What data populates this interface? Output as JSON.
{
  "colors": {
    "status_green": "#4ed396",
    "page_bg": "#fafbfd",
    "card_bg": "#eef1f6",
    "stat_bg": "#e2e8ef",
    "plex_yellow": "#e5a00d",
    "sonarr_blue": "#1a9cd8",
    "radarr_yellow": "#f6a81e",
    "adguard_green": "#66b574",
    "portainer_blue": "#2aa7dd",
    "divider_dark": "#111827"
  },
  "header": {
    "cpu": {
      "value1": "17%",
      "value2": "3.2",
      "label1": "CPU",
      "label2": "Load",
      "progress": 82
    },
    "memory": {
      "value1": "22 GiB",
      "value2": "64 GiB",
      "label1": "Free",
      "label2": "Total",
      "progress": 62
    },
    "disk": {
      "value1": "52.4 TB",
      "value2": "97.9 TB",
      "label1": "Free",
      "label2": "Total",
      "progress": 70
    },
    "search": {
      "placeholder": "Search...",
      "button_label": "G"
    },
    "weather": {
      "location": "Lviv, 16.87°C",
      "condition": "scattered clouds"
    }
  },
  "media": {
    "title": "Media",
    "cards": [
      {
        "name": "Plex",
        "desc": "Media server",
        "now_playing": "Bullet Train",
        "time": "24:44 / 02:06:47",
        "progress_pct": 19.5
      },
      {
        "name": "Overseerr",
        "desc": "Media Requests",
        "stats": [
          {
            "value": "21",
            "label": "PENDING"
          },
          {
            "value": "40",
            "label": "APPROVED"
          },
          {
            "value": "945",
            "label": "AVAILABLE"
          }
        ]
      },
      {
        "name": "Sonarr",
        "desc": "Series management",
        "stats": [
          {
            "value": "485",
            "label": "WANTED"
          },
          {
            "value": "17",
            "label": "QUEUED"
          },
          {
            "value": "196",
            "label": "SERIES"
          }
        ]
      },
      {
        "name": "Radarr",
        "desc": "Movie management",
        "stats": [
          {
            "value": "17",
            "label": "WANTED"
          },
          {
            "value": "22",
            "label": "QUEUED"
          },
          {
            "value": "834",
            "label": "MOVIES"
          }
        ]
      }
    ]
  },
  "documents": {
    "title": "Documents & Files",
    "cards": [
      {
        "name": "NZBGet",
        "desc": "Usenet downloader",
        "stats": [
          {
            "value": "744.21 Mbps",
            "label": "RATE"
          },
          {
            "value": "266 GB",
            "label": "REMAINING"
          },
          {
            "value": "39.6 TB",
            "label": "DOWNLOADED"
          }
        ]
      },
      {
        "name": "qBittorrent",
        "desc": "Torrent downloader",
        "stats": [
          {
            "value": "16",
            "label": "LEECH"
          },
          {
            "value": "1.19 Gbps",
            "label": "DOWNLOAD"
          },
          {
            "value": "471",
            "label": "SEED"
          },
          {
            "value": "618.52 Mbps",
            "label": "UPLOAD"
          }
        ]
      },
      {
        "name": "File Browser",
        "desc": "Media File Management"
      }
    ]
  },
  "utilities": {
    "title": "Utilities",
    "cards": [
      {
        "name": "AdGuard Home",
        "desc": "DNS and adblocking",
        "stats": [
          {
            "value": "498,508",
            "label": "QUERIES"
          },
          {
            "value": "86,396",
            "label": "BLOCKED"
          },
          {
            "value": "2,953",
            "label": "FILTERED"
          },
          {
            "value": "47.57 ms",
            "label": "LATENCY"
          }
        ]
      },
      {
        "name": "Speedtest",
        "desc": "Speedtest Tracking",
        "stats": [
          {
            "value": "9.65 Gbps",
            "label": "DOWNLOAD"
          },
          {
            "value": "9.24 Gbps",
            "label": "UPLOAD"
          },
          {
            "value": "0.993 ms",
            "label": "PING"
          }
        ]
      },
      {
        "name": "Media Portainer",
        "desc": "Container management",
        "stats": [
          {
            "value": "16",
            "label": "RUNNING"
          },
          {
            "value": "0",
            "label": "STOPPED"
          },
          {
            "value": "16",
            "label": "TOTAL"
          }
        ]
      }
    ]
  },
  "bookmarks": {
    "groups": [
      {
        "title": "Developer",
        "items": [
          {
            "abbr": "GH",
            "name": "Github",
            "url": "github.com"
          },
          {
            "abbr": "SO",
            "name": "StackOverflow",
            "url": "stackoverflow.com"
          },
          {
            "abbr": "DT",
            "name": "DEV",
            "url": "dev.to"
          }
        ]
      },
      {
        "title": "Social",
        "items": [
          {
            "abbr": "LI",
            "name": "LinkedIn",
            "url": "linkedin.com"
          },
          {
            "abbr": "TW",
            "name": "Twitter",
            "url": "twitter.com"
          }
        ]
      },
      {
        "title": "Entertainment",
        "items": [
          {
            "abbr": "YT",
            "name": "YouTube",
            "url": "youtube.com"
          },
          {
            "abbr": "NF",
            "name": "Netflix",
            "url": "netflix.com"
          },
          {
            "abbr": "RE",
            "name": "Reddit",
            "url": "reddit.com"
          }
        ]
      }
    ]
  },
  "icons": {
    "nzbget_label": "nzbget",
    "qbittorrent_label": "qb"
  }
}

◆ ◆ ◆ ◆

Write the data from above out again, exactly.

* CORRECT ANSWER:
What data populates this interface? Output as JSON.
{
  "colors": {
    "status_green": "#4ed396",
    "page_bg": "#fafbfd",
    "card_bg": "#eef1f6",
    "stat_bg": "#e2e8ef",
    "plex_yellow": "#e5a00d",
    "sonarr_blue": "#1a9cd8",
    "radarr_yellow": "#f6a81e",
    "adguard_green": "#66b574",
    "portainer_blue": "#2aa7dd",
    "divider_dark": "#111827"
  },
  "header": {
    "cpu": {
      "value1": "17%",
      "value2": "3.2",
      "label1": "CPU",
      "label2": "Load",
      "progress": 82
    },
    "memory": {
      "value1": "22 GiB",
      "value2": "64 GiB",
      "label1": "Free",
      "label2": "Total",
      "progress": 62
    },
    "disk": {
      "value1": "52.4 TB",
      "value2": "97.9 TB",
      "label1": "Free",
      "label2": "Total",
      "progress": 70
    },
    "search": {
      "placeholder": "Search...",
      "button_label": "G"
    },
    "weather": {
      "location": "Lviv, 16.87°C",
      "condition": "scattered clouds"
    }
  },
  "media": {
    "title": "Media",
    "cards": [
      {
        "name": "Plex",
        "desc": "Media server",
        "now_playing": "Bullet Train",
        "time": "24:44 / 02:06:47",
        "progress_pct": 19.5
      },
      {
        "name": "Overseerr",
        "desc": "Media Requests",
        "stats": [
          {
            "value": "21",
            "label": "PENDING"
          },
          {
            "value": "40",
            "label": "APPROVED"
          },
          {
            "value": "945",
            "label": "AVAILABLE"
          }
        ]
      },
      {
        "name": "Sonarr",
        "desc": "Series management",
        "stats": [
          {
            "value": "485",
            "label": "WANTED"
          },
          {
            "value": "17",
            "label": "QUEUED"
          },
          {
            "value": "196",
            "label": "SERIES"
          }
        ]
      },
      {
        "name": "Radarr",
        "desc": "Movie management",
        "stats": [
          {
            "value": "17",
            "label": "WANTED"
          },
          {
            "value": "22",
            "label": "QUEUED"
          },
          {
            "value": "834",
            "label": "MOVIES"
          }
        ]
      }
    ]
  },
  "documents": {
    "title": "Documents & Files",
    "cards": [
      {
        "name": "NZBGet",
        "desc": "Usenet downloader",
        "stats": [
          {
            "value": "744.21 Mbps",
            "label": "RATE"
          },
          {
            "value": "266 GB",
            "label": "REMAINING"
          },
          {
            "value": "39.6 TB",
            "label": "DOWNLOADED"
          }
        ]
      },
      {
        "name": "qBittorrent",
        "desc": "Torrent downloader",
        "stats": [
          {
            "value": "16",
            "label": "LEECH"
          },
          {
            "value": "1.19 Gbps",
            "label": "DOWNLOAD"
          },
          {
            "value": "471",
            "label": "SEED"
          },
          {
            "value": "618.52 Mbps",
            "label": "UPLOAD"
          }
        ]
      },
      {
        "name": "File Browser",
        "desc": "Media File Management"
      }
    ]
  },
  "utilities": {
    "title": "Utilities",
    "cards": [
      {
        "name": "AdGuard Home",
        "desc": "DNS and adblocking",
        "stats": [
          {
            "value": "498,508",
            "label": "QUERIES"
          },
          {
            "value": "86,396",
            "label": "BLOCKED"
          },
          {
            "value": "2,953",
            "label": "FILTERED"
          },
          {
            "value": "47.57 ms",
            "label": "LATENCY"
          }
        ]
      },
      {
        "name": "Speedtest",
        "desc": "Speedtest Tracking",
        "stats": [
          {
            "value": "9.65 Gbps",
            "label": "DOWNLOAD"
          },
          {
            "value": "9.24 Gbps",
            "label": "UPLOAD"
          },
          {
            "value": "0.993 ms",
            "label": "PING"
          }
        ]
      },
      {
        "name": "Media Portainer",
        "desc": "Container management",
        "stats": [
          {
            "value": "16",
            "label": "RUNNING"
          },
          {
            "value": "0",
            "label": "STOPPED"
          },
          {
            "value": "16",
            "label": "TOTAL"
          }
        ]
      }
    ]
  },
  "bookmarks": {
    "groups": [
      {
        "title": "Developer",
        "items": [
          {
            "abbr": "GH",
            "name": "Github",
            "url": "github.com"
          },
          {
            "abbr": "SO",
            "name": "StackOverflow",
            "url": "stackoverflow.com"
          },
          {
            "abbr": "DT",
            "name": "DEV",
            "url": "dev.to"
          }
        ]
      },
      {
        "title": "Social",
        "items": [
          {
            "abbr": "LI",
            "name": "LinkedIn",
            "url": "linkedin.com"
          },
          {
            "abbr": "TW",
            "name": "Twitter",
            "url": "twitter.com"
          }
        ]
      },
      {
        "title": "Entertainment",
        "items": [
          {
            "abbr": "YT",
            "name": "YouTube",
            "url": "youtube.com"
          },
          {
            "abbr": "NF",
            "name": "Netflix",
            "url": "netflix.com"
          },
          {
            "abbr": "RE",
            "name": "Reddit",
            "url": "reddit.com"
          }
        ]
      }
    ]
  },
  "icons": {
    "nzbget_label": "nzbget",
    "qbittorrent_label": "qb"
  }
}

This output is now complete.